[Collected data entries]
%%
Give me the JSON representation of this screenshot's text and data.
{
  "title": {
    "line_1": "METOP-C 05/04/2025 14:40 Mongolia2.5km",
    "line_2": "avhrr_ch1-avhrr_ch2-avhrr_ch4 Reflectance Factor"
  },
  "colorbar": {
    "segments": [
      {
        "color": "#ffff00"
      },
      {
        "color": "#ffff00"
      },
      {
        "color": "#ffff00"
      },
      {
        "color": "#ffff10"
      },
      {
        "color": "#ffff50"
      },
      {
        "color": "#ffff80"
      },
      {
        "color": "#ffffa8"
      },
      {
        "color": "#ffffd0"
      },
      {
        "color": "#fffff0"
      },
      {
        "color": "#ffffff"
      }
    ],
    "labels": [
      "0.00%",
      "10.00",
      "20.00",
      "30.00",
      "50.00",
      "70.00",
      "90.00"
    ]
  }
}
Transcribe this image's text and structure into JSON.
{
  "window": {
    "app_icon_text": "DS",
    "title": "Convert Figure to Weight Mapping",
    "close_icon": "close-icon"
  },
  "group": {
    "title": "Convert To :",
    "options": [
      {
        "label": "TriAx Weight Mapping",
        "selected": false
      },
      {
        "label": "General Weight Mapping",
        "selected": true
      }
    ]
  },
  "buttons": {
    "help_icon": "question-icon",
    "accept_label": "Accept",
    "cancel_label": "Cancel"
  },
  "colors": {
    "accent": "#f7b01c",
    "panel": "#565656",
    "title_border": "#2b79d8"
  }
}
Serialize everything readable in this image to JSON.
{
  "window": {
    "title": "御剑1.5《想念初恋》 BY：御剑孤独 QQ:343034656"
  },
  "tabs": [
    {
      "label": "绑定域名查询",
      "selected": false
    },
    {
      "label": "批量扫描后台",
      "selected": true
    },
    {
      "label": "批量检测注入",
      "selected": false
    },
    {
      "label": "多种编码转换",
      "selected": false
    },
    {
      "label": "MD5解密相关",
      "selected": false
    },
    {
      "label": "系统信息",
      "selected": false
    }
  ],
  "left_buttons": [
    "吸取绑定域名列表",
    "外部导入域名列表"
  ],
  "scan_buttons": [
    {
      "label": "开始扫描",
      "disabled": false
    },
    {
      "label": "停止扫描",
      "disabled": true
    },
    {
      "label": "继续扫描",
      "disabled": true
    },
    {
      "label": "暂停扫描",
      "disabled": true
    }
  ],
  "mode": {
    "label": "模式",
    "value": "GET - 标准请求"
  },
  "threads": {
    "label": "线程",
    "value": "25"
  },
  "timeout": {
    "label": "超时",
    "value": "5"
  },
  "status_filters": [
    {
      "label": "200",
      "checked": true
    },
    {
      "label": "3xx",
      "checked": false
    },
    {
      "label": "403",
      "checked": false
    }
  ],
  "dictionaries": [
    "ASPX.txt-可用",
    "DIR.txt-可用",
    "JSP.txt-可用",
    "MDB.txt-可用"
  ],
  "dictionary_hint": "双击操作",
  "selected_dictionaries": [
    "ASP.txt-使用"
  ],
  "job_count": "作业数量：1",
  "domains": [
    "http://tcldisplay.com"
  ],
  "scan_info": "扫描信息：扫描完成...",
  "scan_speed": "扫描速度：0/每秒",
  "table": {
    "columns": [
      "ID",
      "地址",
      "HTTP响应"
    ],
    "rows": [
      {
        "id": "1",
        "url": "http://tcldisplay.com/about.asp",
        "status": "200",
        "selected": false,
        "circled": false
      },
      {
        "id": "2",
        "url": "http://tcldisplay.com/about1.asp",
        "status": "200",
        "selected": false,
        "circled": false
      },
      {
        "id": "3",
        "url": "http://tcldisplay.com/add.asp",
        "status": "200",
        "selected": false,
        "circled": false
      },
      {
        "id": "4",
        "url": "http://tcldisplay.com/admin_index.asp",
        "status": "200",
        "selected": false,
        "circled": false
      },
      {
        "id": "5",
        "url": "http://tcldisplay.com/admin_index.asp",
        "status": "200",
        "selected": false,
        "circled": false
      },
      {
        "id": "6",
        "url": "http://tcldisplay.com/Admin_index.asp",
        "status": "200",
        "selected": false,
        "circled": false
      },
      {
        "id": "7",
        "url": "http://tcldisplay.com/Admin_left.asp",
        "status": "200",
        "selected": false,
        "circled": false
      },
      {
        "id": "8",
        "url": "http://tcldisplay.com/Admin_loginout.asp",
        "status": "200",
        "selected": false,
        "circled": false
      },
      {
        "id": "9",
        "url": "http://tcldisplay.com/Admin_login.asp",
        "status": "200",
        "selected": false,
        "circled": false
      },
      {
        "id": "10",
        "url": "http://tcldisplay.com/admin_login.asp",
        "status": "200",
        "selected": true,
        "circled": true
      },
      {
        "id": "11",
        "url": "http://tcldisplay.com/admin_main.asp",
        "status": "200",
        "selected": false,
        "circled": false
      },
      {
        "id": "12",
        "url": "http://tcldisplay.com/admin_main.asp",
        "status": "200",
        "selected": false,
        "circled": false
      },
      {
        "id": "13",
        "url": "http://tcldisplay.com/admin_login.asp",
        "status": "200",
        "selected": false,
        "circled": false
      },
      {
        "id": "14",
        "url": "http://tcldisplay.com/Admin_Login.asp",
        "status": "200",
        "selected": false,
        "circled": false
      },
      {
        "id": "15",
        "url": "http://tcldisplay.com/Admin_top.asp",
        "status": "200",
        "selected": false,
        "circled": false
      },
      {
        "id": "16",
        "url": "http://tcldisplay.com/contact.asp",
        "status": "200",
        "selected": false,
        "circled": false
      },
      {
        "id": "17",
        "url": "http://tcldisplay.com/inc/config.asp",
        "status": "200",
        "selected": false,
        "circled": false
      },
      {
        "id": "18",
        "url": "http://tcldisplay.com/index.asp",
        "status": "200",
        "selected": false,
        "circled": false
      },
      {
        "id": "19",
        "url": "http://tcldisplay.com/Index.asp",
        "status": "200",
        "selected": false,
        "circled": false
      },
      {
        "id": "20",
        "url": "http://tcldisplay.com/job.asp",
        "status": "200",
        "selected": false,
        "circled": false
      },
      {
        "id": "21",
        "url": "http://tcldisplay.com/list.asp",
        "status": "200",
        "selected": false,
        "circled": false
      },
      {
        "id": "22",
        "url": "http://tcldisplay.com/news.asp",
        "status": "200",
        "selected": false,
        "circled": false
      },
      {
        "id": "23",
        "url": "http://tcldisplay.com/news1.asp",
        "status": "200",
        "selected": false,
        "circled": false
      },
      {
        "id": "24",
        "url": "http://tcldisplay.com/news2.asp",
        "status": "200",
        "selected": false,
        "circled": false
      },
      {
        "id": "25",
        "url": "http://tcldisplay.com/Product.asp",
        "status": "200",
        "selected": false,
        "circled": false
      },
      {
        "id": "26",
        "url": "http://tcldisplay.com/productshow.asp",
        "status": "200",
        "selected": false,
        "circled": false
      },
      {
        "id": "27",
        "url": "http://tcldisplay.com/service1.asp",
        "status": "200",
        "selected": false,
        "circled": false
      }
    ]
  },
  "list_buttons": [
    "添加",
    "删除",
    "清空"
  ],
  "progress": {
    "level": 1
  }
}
%%
Here, the records must be output exactly and in full.

Solved exercise
Give me the JSON representation of this screenshot's text and data.
{
  "title": {
    "line_1": "METOP-C 05/04/2025 14:40 Mongolia2.5km",
    "line_2": "avhrr_ch1-avhrr_ch2-avhrr_ch4 Reflectance Factor"
  },
  "colorbar": {
    "segments": [
      {
        "color": "#ffff00"
      },
      {
        "color": "#ffff00"
      },
      {
        "color": "#ffff00"
      },
      {
        "color": "#ffff10"
      },
      {
        "color": "#ffff50"
      },
      {
        "color": "#ffff80"
      },
      {
        "color": "#ffffa8"
      },
      {
        "color": "#ffffd0"
      },
      {
        "color": "#fffff0"
      },
      {
        "color": "#ffffff"
      }
    ],
    "labels": [
      "0.00%",
      "10.00",
      "20.00",
      "30.00",
      "50.00",
      "70.00",
      "90.00"
    ]
  }
}
Transcribe this image's text and structure into JSON.
{
  "window": {
    "app_icon_text": "DS",
    "title": "Convert Figure to Weight Mapping",
    "close_icon": "close-icon"
  },
  "group": {
    "title": "Convert To :",
    "options": [
      {
        "label": "TriAx Weight Mapping",
        "selected": false
      },
      {
        "label": "General Weight Mapping",
        "selected": true
      }
    ]
  },
  "buttons": {
    "help_icon": "question-icon",
    "accept_label": "Accept",
    "cancel_label": "Cancel"
  },
  "colors": {
    "accent": "#f7b01c",
    "panel": "#565656",
    "title_border": "#2b79d8"
  }
}
Serialize everything readable in this image to JSON.
{
  "window": {
    "title": "御剑1.5《想念初恋》 BY：御剑孤独 QQ:343034656"
  },
  "tabs": [
    {
      "label": "绑定域名查询",
      "selected": false
    },
    {
      "label": "批量扫描后台",
      "selected": true
    },
    {
      "label": "批量检测注入",
      "selected": false
    },
    {
      "label": "多种编码转换",
      "selected": false
    },
    {
      "label": "MD5解密相关",
      "selected": false
    },
    {
      "label": "系统信息",
      "selected": false
    }
  ],
  "left_buttons": [
    "吸取绑定域名列表",
    "外部导入域名列表"
  ],
  "scan_buttons": [
    {
      "label": "开始扫描",
      "disabled": false
    },
    {
      "label": "停止扫描",
      "disabled": true
    },
    {
      "label": "继续扫描",
      "disabled": true
    },
    {
      "label": "暂停扫描",
      "disabled": true
    }
  ],
  "mode": {
    "label": "模式",
    "value": "GET - 标准请求"
  },
  "threads": {
    "label": "线程",
    "value": "25"
  },
  "timeout": {
    "label": "超时",
    "value": "5"
  },
  "status_filters": [
    {
      "label": "200",
      "checked": true
    },
    {
      "label": "3xx",
      "checked": false
    },
    {
      "label": "403",
      "checked": false
    }
  ],
  "dictionaries": [
    "ASPX.txt-可用",
    "DIR.txt-可用",
    "JSP.txt-可用",
    "MDB.txt-可用"
  ],
  "dictionary_hint": "双击操作",
  "selected_dictionaries": [
    "ASP.txt-使用"
  ],
  "job_count": "作业数量：1",
  "domains": [
    "http://tcldisplay.com"
  ],
  "scan_info": "扫描信息：扫描完成...",
  "scan_speed": "扫描速度：0/每秒",
  "table": {
    "columns": [
      "ID",
      "地址",
      "HTTP响应"
    ],
    "rows": [
      {
        "id": "1",
        "url": "http://tcldisplay.com/about.asp",
        "status": "200",
        "selected": false,
        "circled": false
      },
      {
        "id": "2",
        "url": "http://tcldisplay.com/about1.asp",
        "status": "200",
        "selected": false,
        "circled": false
      },
      {
        "id": "3",
        "url": "http://tcldisplay.com/add.asp",
        "status": "200",
        "selected": false,
        "circled": false
      },
      {
        "id": "4",
        "url": "http://tcldisplay.com/admin_index.asp",
        "status": "200",
        "selected": false,
        "circled": false
      },
      {
        "id": "5",
        "url": "http://tcldisplay.com/admin_index.asp",
        "status": "200",
        "selected": false,
        "circled": false
      },
      {
        "id": "6",
        "url": "http://tcldisplay.com/Admin_index.asp",
        "status": "200",
        "selected": false,
        "circled": false
      },
      {
        "id": "7",
        "url": "http://tcldisplay.com/Admin_left.asp",
        "status": "200",
        "selected": false,
        "circled": false
      },
      {
        "id": "8",
        "url": "http://tcldisplay.com/Admin_loginout.asp",
        "status": "200",
        "selected": false,
        "circled": false
      },
      {
        "id": "9",
        "url": "http://tcldisplay.com/Admin_login.asp",
        "status": "200",
        "selected": false,
        "circled": false
      },
      {
        "id": "10",
        "url": "http://tcldisplay.com/admin_login.asp",
        "status": "200",
        "selected": true,
        "circled": true
      },
      {
        "id": "11",
        "url": "http://tcldisplay.com/admin_main.asp",
        "status": "200",
        "selected": false,
        "circled": false
      },
      {
        "id": "12",
        "url": "http://tcldisplay.com/admin_main.asp",
        "status": "200",
        "selected": false,
        "circled": false
      },
      {
        "id": "13",
        "url": "http://tcldisplay.com/admin_login.asp",
        "status": "200",
        "selected": false,
        "circled": false
      },
      {
        "id": "14",
        "url": "http://tcldisplay.com/Admin_Login.asp",
        "status": "200",
        "selected": false,
        "circled": false
      },
      {
        "id": "15",
        "url": "http://tcldisplay.com/Admin_top.asp",
        "status": "200",
        "selected": false,
        "circled": false
      },
      {
        "id": "16",
        "url": "http://tcldisplay.com/contact.asp",
        "status": "200",
        "selected": false,
        "circled": false
      },
      {
        "id": "17",
        "url": "http://tcldisplay.com/inc/config.asp",
        "status": "200",
        "selected": false,
        "circled": false
      },
      {
        "id": "18",
        "url": "http://tcldisplay.com/index.asp",
        "status": "200",
        "selected": false,
        "circled": false
      },
      {
        "id": "19",
        "url": "http://tcldisplay.com/Index.asp",
        "status": "200",
        "selected": false,
        "circled": false
      },
      {
        "id": "20",
        "url": "http://tcldisplay.com/job.asp",
        "status": "200",
        "selected": false,
        "circled": false
      },
      {
        "id": "21",
        "url": "http://tcldisplay.com/list.asp",
        "status": "200",
        "selected": false,
        "circled": false
      },
      {
        "id": "22",
        "url": "http://tcldisplay.com/news.asp",
        "status": "200",
        "selected": false,
        "circled": false
      },
      {
        "id": "23",
        "url": "http://tcldisplay.com/news1.asp",
        "status": "200",
        "selected": false,
        "circled": false
      },
      {
        "id": "24",
        "url": "http://tcldisplay.com/news2.asp",
        "status": "200",
        "selected": false,
        "circled": false
      },
      {
        "id": "25",
        "url": "http://tcldisplay.com/Product.asp",
        "status": "200",
        "selected": false,
        "circled": false
      },
      {
        "id": "26",
        "url": "http://tcldisplay.com/productshow.asp",
        "status": "200",
        "selected": false,
        "circled": false
      },
      {
        "id": "27",
        "url": "http://tcldisplay.com/service1.asp",
        "status": "200",
        "selected": false,
        "circled": false
      }
    ]
  },
  "list_buttons": [
    "添加",
    "删除",
    "清空"
  ],
  "progress": {
    "level": 1
  }
}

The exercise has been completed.